→ **Task prompt**:
Put the material below into a Markdown table with two columns, Row and Line. Number each line in order under Row, put its text under Line, and leave out any blank lines.

→ **Data to use**:
>> Start

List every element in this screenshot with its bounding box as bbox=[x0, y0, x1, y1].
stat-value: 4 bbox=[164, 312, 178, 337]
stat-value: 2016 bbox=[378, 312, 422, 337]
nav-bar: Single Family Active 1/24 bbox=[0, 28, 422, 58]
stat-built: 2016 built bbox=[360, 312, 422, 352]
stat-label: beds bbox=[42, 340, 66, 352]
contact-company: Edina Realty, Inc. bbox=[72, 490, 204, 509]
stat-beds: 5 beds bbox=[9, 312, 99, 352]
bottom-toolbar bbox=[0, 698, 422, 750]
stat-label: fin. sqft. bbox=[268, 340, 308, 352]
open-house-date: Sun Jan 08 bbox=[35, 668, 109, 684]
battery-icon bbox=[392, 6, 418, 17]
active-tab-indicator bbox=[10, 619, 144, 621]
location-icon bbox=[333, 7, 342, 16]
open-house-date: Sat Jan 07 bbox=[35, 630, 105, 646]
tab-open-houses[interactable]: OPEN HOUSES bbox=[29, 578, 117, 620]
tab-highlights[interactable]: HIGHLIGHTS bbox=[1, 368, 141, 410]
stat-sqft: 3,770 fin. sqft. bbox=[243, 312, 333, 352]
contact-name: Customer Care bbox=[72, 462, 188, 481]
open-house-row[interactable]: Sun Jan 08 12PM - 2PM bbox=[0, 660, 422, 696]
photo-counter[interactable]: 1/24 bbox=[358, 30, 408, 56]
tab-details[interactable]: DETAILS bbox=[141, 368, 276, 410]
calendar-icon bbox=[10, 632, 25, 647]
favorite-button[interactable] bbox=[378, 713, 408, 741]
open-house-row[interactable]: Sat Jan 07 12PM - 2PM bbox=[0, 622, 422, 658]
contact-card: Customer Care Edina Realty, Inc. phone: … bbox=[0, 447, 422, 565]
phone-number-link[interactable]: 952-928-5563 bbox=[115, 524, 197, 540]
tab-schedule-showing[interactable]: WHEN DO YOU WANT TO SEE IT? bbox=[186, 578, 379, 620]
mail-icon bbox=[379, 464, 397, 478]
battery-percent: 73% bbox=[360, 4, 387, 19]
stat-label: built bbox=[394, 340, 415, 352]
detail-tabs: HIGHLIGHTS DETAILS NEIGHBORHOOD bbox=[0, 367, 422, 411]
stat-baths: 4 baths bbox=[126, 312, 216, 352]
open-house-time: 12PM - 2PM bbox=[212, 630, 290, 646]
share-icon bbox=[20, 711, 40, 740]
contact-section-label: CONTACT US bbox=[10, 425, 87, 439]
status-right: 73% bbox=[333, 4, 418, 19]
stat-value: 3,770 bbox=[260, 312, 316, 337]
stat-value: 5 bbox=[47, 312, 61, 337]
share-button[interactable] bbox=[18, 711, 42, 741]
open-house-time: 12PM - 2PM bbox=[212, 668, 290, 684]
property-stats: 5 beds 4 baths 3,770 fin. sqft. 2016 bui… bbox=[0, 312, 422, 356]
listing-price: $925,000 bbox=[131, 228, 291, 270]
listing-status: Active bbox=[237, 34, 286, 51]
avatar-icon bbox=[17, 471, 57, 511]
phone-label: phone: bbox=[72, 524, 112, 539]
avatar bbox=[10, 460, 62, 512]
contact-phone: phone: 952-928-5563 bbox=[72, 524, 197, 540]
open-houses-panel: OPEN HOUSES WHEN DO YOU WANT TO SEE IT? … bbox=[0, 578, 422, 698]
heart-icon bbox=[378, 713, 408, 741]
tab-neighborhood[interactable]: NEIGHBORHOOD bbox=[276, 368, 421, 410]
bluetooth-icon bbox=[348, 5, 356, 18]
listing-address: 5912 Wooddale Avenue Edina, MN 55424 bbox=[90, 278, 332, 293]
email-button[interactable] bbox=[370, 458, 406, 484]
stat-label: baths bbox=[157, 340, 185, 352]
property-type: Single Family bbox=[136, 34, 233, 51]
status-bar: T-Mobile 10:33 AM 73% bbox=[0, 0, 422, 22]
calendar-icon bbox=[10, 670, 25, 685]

>> End

→ **Written answer**:
| Row | Line |
|---|---|
| 1 | List every element in this screenshot with its bounding box as bbox=[x0, y0, x1, y1]. |
| 2 | stat-value: 4 bbox=[164, 312, 178, 337] |
| 3 | stat-value: 2016 bbox=[378, 312, 422, 337] |
| 4 | nav-bar: Single Family Active 1/24 bbox=[0, 28, 422, 58] |
| 5 | stat-built: 2016 built bbox=[360, 312, 422, 352] |
| 6 | stat-label: beds bbox=[42, 340, 66, 352] |
| 7 | contact-company: Edina Realty, Inc. bbox=[72, 490, 204, 509] |
| 8 | stat-beds: 5 beds bbox=[9, 312, 99, 352] |
| 9 | bottom-toolbar bbox=[0, 698, 422, 750] |
| 10 | stat-label: fin. sqft. bbox=[268, 340, 308, 352] |
| 11 | open-house-date: Sun Jan 08 bbox=[35, 668, 109, 684] |
| 12 | battery-icon bbox=[392, 6, 418, 17] |
| 13 | active-tab-indicator bbox=[10, 619, 144, 621] |
| 14 | location-icon bbox=[333, 7, 342, 16] |
| 15 | open-house-date: Sat Jan 07 bbox=[35, 630, 105, 646] |
| 16 | tab-open-houses[interactable]: OPEN HOUSES bbox=[29, 578, 117, 620] |
| 17 | tab-highlights[interactable]: HIGHLIGHTS bbox=[1, 368, 141, 410] |
| 18 | stat-sqft: 3,770 fin. sqft. bbox=[243, 312, 333, 352] |
| 19 | contact-name: Customer Care bbox=[72, 462, 188, 481] |
| 20 | open-house-row[interactable]: Sun Jan 08 12PM - 2PM bbox=[0, 660, 422, 696] |
| 21 | photo-counter[interactable]: 1/24 bbox=[358, 30, 408, 56] |
| 22 | tab-details[interactable]: DETAILS bbox=[141, 368, 276, 410] |
| 23 | calendar-icon bbox=[10, 632, 25, 647] |
| 24 | favorite-button[interactable] bbox=[378, 713, 408, 741] |
| 25 | open-house-row[interactable]: Sat Jan 07 12PM - 2PM bbox=[0, 622, 422, 658] |
| 26 | contact-card: Customer Care Edina Realty, Inc. phone: … bbox=[0, 447, 422, 565] |
| 27 | phone-number-link[interactable]: 952-928-5563 bbox=[115, 524, 197, 540] |
| 28 | tab-schedule-showing[interactable]: WHEN DO YOU WANT TO SEE IT? bbox=[186, 578, 379, 620] |
| 29 | mail-icon bbox=[379, 464, 397, 478] |
| 30 | battery-percent: 73% bbox=[360, 4, 387, 19] |
| 31 | stat-label: built bbox=[394, 340, 415, 352] |
| 32 | detail-tabs: HIGHLIGHTS DETAILS NEIGHBORHOOD bbox=[0, 367, 422, 411] |
| 33 | stat-baths: 4 baths bbox=[126, 312, 216, 352] |
| 34 | open-house-time: 12PM - 2PM bbox=[212, 630, 290, 646] |
| 35 | share-icon bbox=[20, 711, 40, 740] |
| 36 | contact-section-label: CONTACT US bbox=[10, 425, 87, 439] |
| 37 | status-right: 73% bbox=[333, 4, 418, 19] |
| 38 | stat-value: 3,770 bbox=[260, 312, 316, 337] |
| 39 | stat-value: 5 bbox=[47, 312, 61, 337] |
| 40 | share-button[interactable] bbox=[18, 711, 42, 741] |
| 41 | open-house-time: 12PM - 2PM bbox=[212, 668, 290, 684] |
| 42 | property-stats: 5 beds 4 baths 3,770 fin. sqft. 2016 bui… bbox=[0, 312, 422, 356] |
| 43 | listing-price: $925,000 bbox=[131, 228, 291, 270] |
| 44 | listing-status: Active bbox=[237, 34, 286, 51] |
| 45 | avatar-icon bbox=[17, 471, 57, 511] |
| 46 | phone-label: phone: bbox=[72, 524, 112, 539] |
| 47 | avatar bbox=[10, 460, 62, 512] |
| 48 | contact-phone: phone: 952-928-5563 bbox=[72, 524, 197, 540] |
| 49 | open-houses-panel: OPEN HOUSES WHEN DO YOU WANT TO SEE IT? … bbox=[0, 578, 422, 698] |
| 50 | heart-icon bbox=[378, 713, 408, 741] |
| 51 | tab-neighborhood[interactable]: NEIGHBORHOOD bbox=[276, 368, 421, 410] |
| 52 | bluetooth-icon bbox=[348, 5, 356, 18] |
| 53 | listing-address: 5912 Wooddale Avenue Edina, MN 55424 bbox=[90, 278, 332, 293] |
| 54 | email-button[interactable] bbox=[370, 458, 406, 484] |
| 55 | stat-label: baths bbox=[157, 340, 185, 352] |
| 56 | property-type: Single Family bbox=[136, 34, 233, 51] |
| 57 | status-bar: T-Mobile 10:33 AM 73% bbox=[0, 0, 422, 22] |
| 58 | calendar-icon bbox=[10, 670, 25, 685] |